■ **What the task asks**
From the entries below, tally how many lines contain "text" and report only that figure.

■ **Input material**

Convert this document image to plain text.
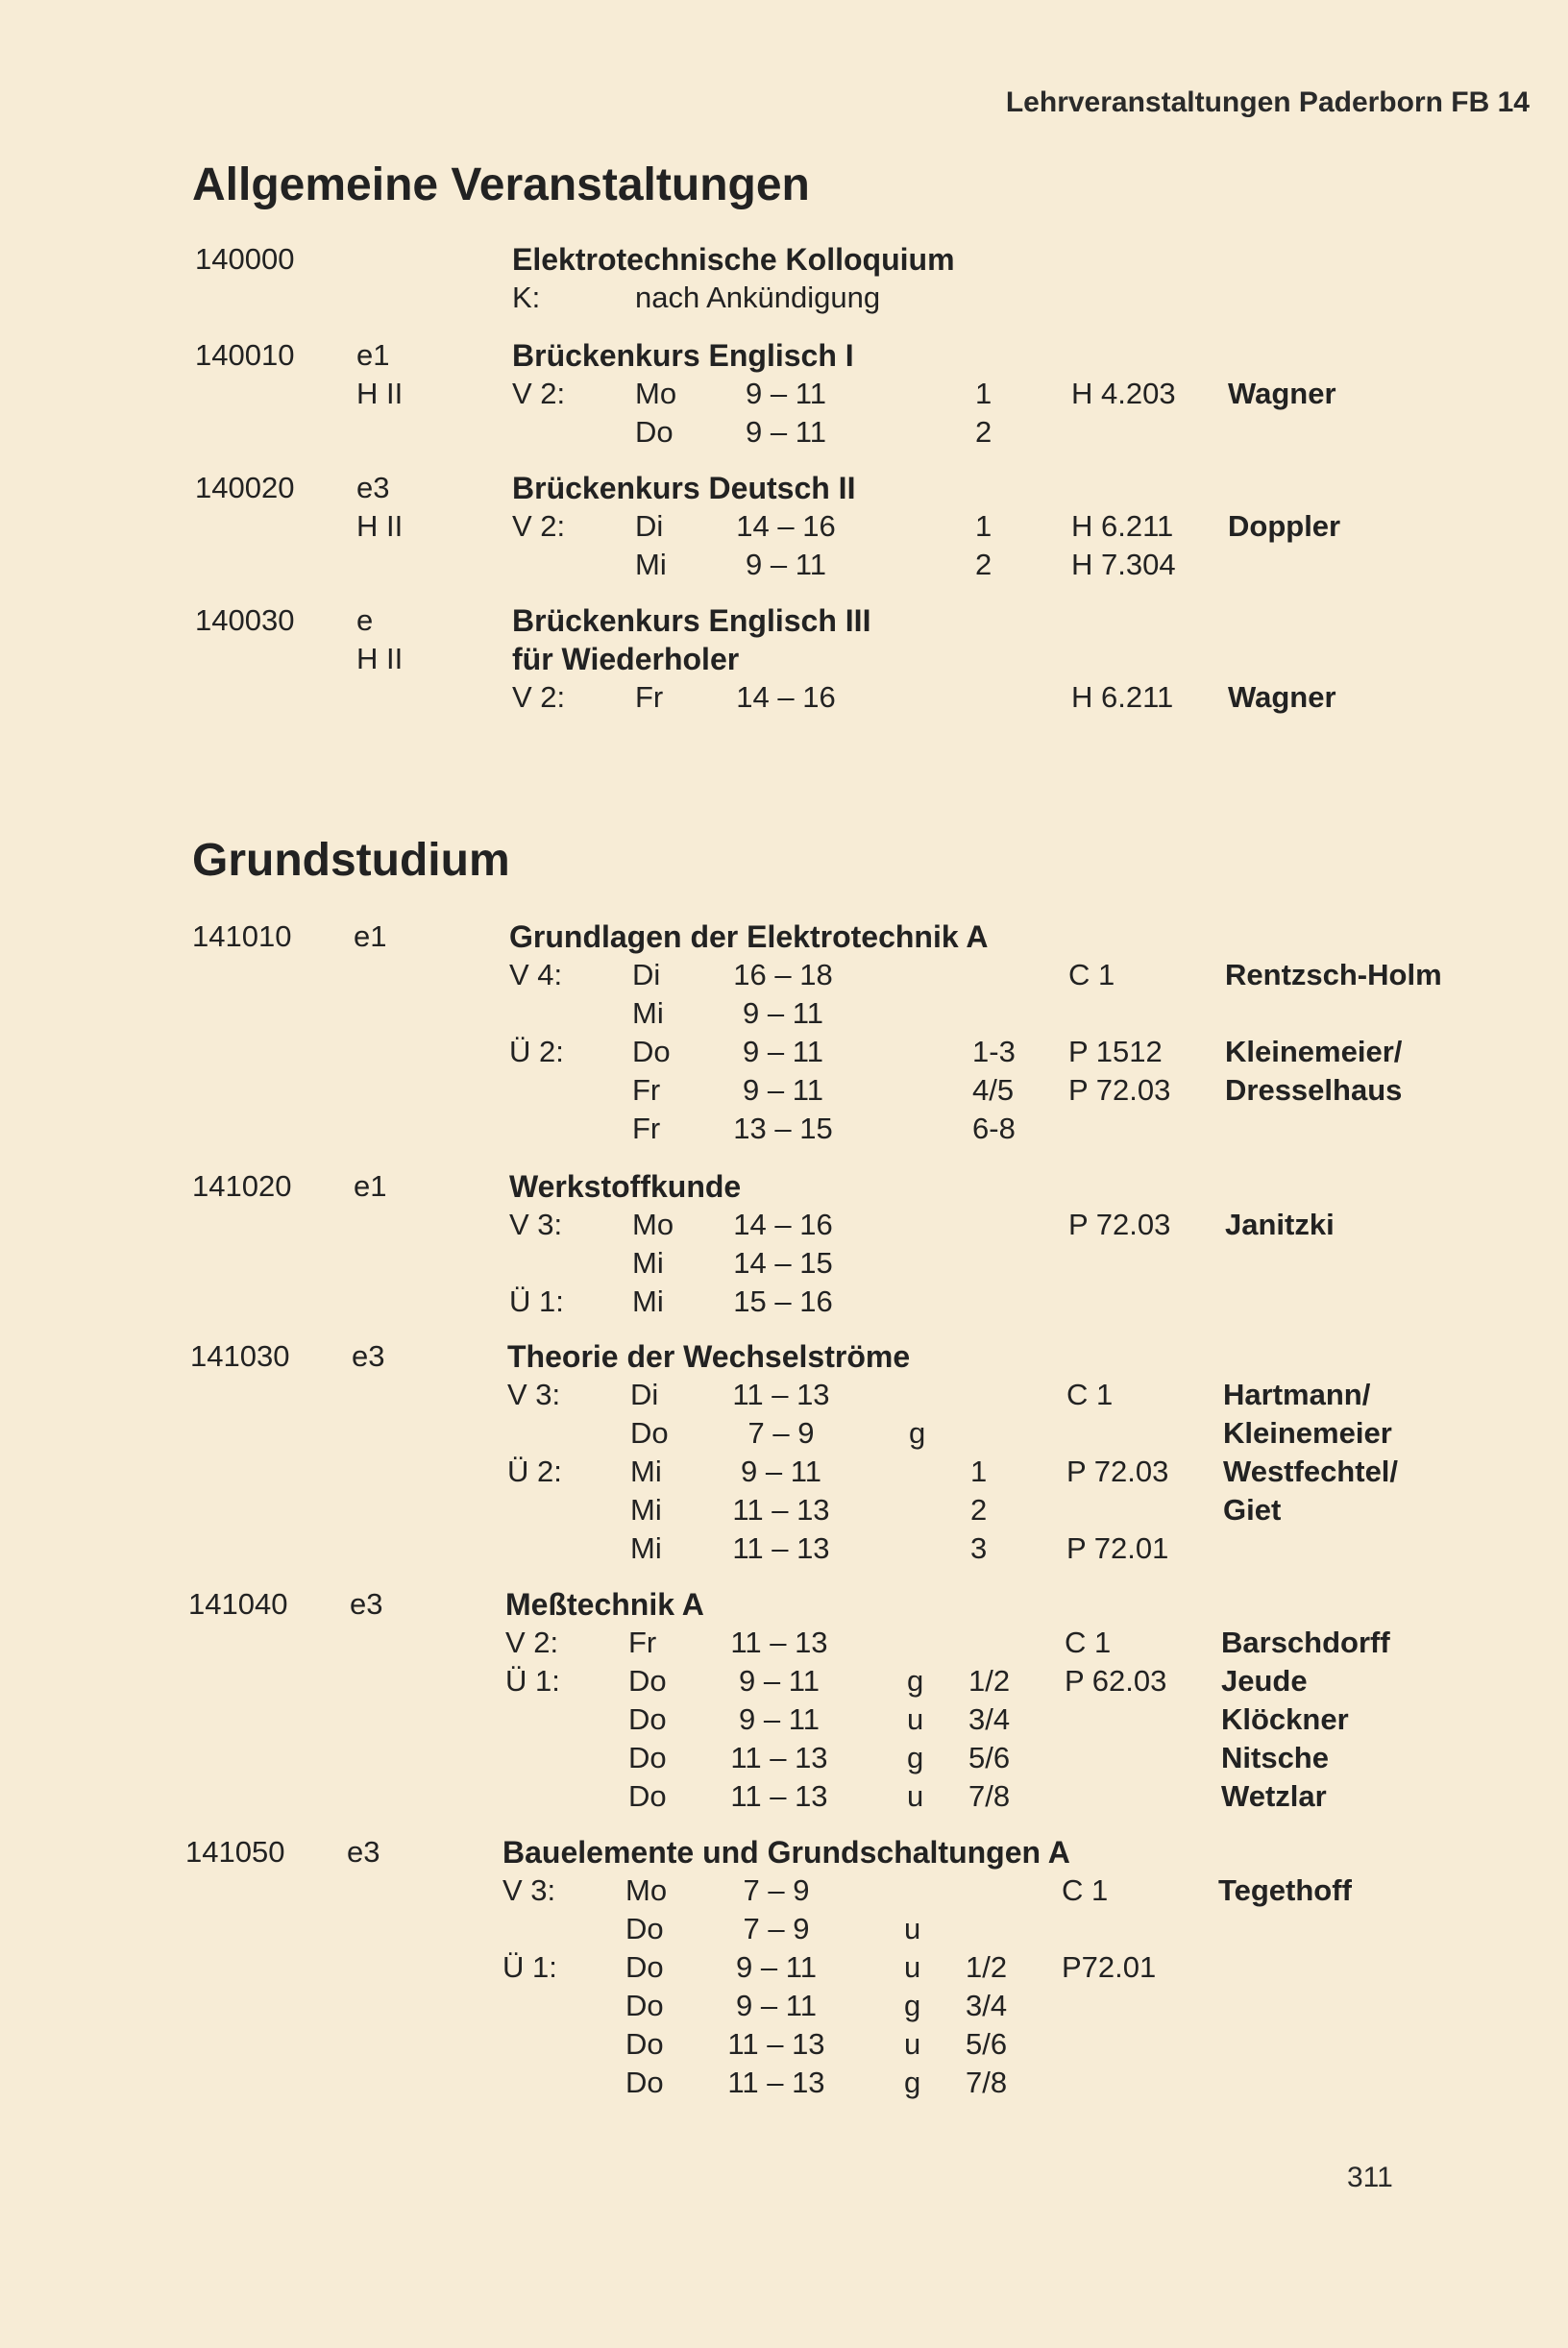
Lehrveranstaltungen Paderborn FB 14
Allgemeine Veranstaltungen
Grundstudium
140000	Elektrotechnische Kolloquium
K:	nach Ankündigung
140010 e1	Brückenkurs Englisch I
H II	V 2: Mo	9 – 11	1	H 4.203 Wagner
Do	9 – 11	2
140020 e3	Brückenkurs Deutsch II
H II	V 2: Di	14 – 16	1	H 6.211 Doppler
Mi	9 – 11	2	H 7.304
140030 e	Brückenkurs Englisch III
H II	für Wiederholer
V 2: Fr	14 – 16	H 6.211 Wagner
141010 e1	Grundlagen der Elektrotechnik A
V 4: Di	16 – 18	C 1	Rentzsch-Holm
Mi	9 – 11
Ü 2: Do	9 – 11	1-3 P 1512 Kleinemeier/
Fr	9 – 11	4/5 P 72.03 Dresselhaus
Fr	13 – 15	6-8
141020 e1	Werkstoffkunde
V 3: Mo	14 – 16	P 72.03 Janitzki
Mi	14 – 15
Ü 1: Mi	15 – 16
141030 e3	Theorie der Wechselströme
V 3: Di	11 – 13	C 1	Hartmann/
Do	7 – 9	g	Kleinemeier
Ü 2: Mi	9 – 11	1	P 72.03 Westfechtel/
Mi	11 – 13	2	Giet
Mi	11 – 13	3	P 72.01
141040 e3	Meßtechnik A
V 2: Fr	11 – 13	C 1	Barschdorff
Ü 1: Do	9 – 11	g 1/2 P 62.03 Jeude
Do	9 – 11	u 3/4	Klöckner
Do	11 – 13	g 5/6	Nitsche
Do	11 – 13	u 7/8	Wetzlar
141050 e3	Bauelemente und Grundschaltungen A
V 3: Mo	7 – 9	C 1	Tegethoff
Do	7 – 9	u
Ü 1: Do	9 – 11	u 1/2 P72.01
Do	9 – 11	g 3/4
Do	11 – 13	u 5/6
Do	11 – 13	g 7/8
311
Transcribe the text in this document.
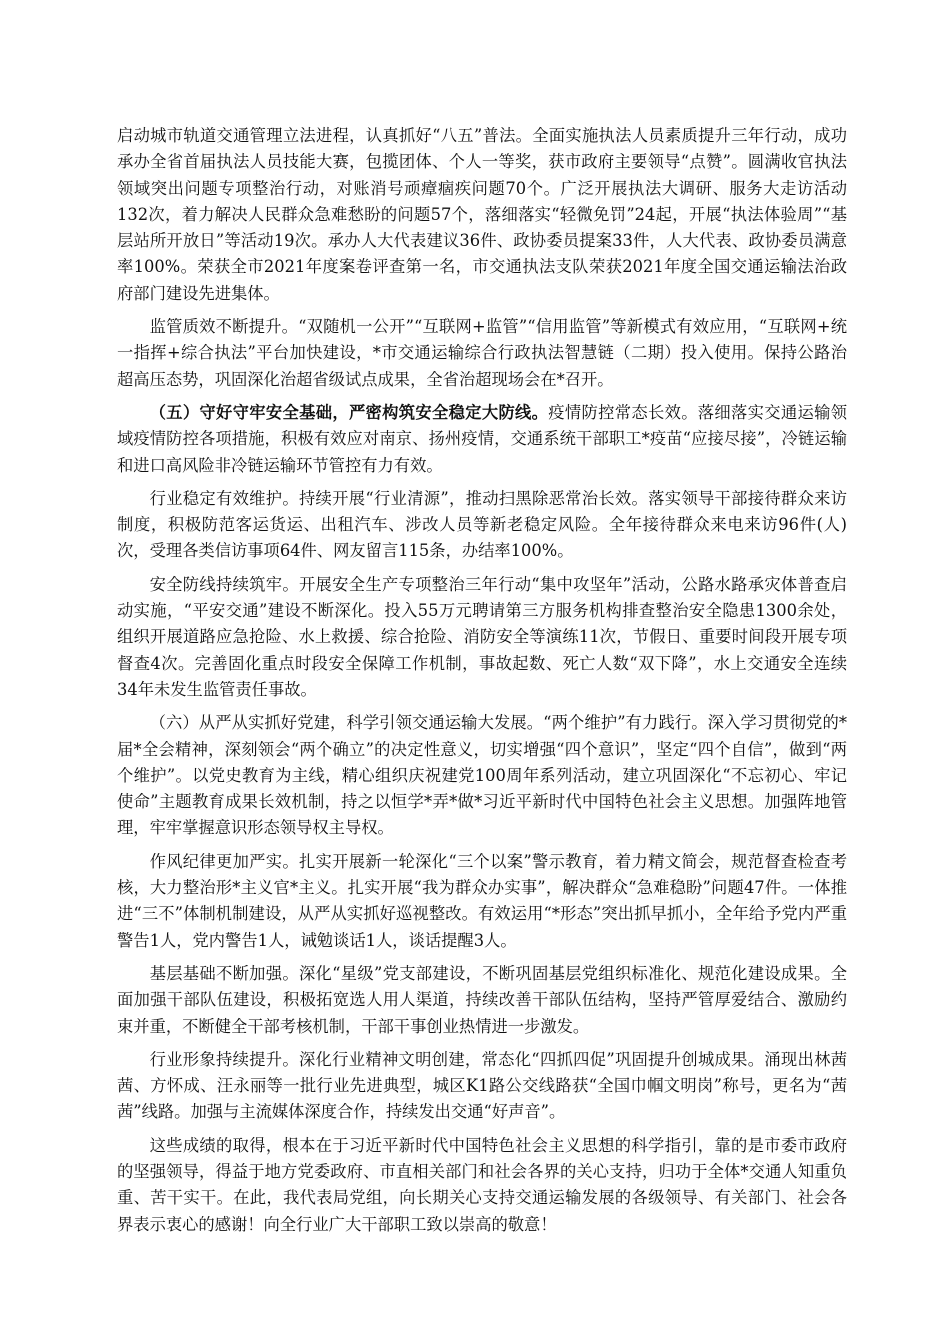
启动城市轨道交通管理立法进程，认真抓好“八五”普法。全面实施执法人员素质提升三年行动，成功承办全省首届执法人员技能大赛，包揽团体、个人一等奖，获市政府主要领导“点赞”。圆满收官执法领域突出问题专项整治行动，对账消号顽瘴痼疾问题70个。广泛开展执法大调研、服务大走访活动132次，着力解决人民群众急难愁盼的问题57个，落细落实“轻微免罚”24起，开展“执法体验周”“基层站所开放日”等活动19次。承办人大代表建议36件、政协委员提案33件，人大代表、政协委员满意率100%。荣获全市2021年度案卷评查第一名，市交通执法支队荣获2021年度全国交通运输法治政府部门建设先进集体。

监管质效不断提升。“双随机一公开”“互联网+监管”“信用监管”等新模式有效应用，“互联网+统一指挥+综合执法”平台加快建设，*市交通运输综合行政执法智慧链（二期）投入使用。保持公路治超高压态势，巩固深化治超省级试点成果，全省治超现场会在*召开。

（五）守好守牢安全基础，严密构筑安全稳定大防线。疫情防控常态长效。落细落实交通运输领域疫情防控各项措施，积极有效应对南京、扬州疫情，交通系统干部职工*疫苗“应接尽接”，冷链运输和进口高风险非冷链运输环节管控有力有效。

行业稳定有效维护。持续开展“行业清源”，推动扫黑除恶常治长效。落实领导干部接待群众来访制度，积极防范客运货运、出租汽车、涉改人员等新老稳定风险。全年接待群众来电来访96件(人)次，受理各类信访事项64件、网友留言115条，办结率100%。

安全防线持续筑牢。开展安全生产专项整治三年行动“集中攻坚年”活动，公路水路承灾体普查启动实施，“平安交通”建设不断深化。投入55万元聘请第三方服务机构排查整治安全隐患1300余处，组织开展道路应急抢险、水上救援、综合抢险、消防安全等演练11次，节假日、重要时间段开展专项督查4次。完善固化重点时段安全保障工作机制，事故起数、死亡人数“双下降”，水上交通安全连续34年未发生监管责任事故。

（六）从严从实抓好党建，科学引领交通运输大发展。“两个维护”有力践行。深入学习贯彻党的*届*全会精神，深刻领会“两个确立”的决定性意义，切实增强“四个意识”，坚定“四个自信”，做到“两个维护”。以党史教育为主线，精心组织庆祝建党100周年系列活动，建立巩固深化“不忘初心、牢记使命”主题教育成果长效机制，持之以恒学*弄*做*习近平新时代中国特色社会主义思想。加强阵地管理，牢牢掌握意识形态领导权主导权。

作风纪律更加严实。扎实开展新一轮深化“三个以案”警示教育，着力精文简会，规范督查检查考核，大力整治形*主义官*主义。扎实开展“我为群众办实事”，解决群众“急难稳盼”问题47件。一体推进“三不”体制机制建设，从严从实抓好巡视整改。有效运用“*形态”突出抓早抓小，全年给予党内严重警告1人，党内警告1人，诫勉谈话1人，谈话提醒3人。

基层基础不断加强。深化“星级”党支部建设，不断巩固基层党组织标准化、规范化建设成果。全面加强干部队伍建设，积极拓宽选人用人渠道，持续改善干部队伍结构，坚持严管厚爱结合、激励约束并重，不断健全干部考核机制，干部干事创业热情进一步激发。

行业形象持续提升。深化行业精神文明创建，常态化“四抓四促”巩固提升创城成果。涌现出林茜茜、方怀成、汪永丽等一批行业先进典型，城区K1路公交线路获“全国巾帼文明岗”称号，更名为“茜茜”线路。加强与主流媒体深度合作，持续发出交通“好声音”。

这些成绩的取得，根本在于习近平新时代中国特色社会主义思想的科学指引，靠的是市委市政府的坚强领导，得益于地方党委政府、市直相关部门和社会各界的关心支持，归功于全体*交通人知重负重、苦干实干。在此，我代表局党组，向长期关心支持交通运输发展的各级领导、有关部门、社会各界表示衷心的感谢！向全行业广大干部职工致以崇高的敬意！
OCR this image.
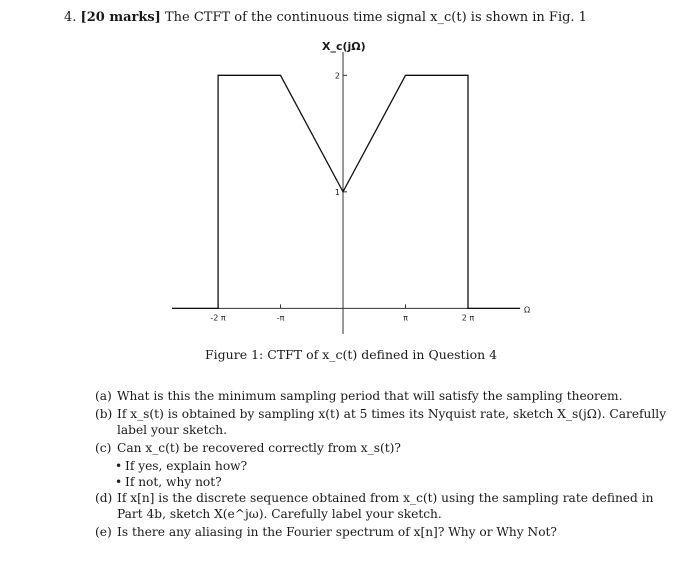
4. [20 marks] The CTFT of the continuous time signal x_c(t) is shown in Fig. 1
X_c(jΩ)
-2 π	-π	π	2 π
1
2
Ω
Figure 1: CTFT of x_c(t) defined in Question 4
(a) What is this the minimum sampling period that will satisfy the sampling theorem.
(b) If x_s(t) is obtained by sampling x(t) at 5 times its Nyquist rate, sketch X_s(jΩ). Carefully label your sketch.
(c) Can x_c(t) be recovered correctly from x_s(t)?
• If yes, explain how?
• If not, why not?
(d) If x[n] is the discrete sequence obtained from x_c(t) using the sampling rate defined in Part 4b, sketch X(e^jω). Carefully label your sketch.
(e) Is there any aliasing in the Fourier spectrum of x[n]? Why or Why Not?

■ **Solution to this problem**
2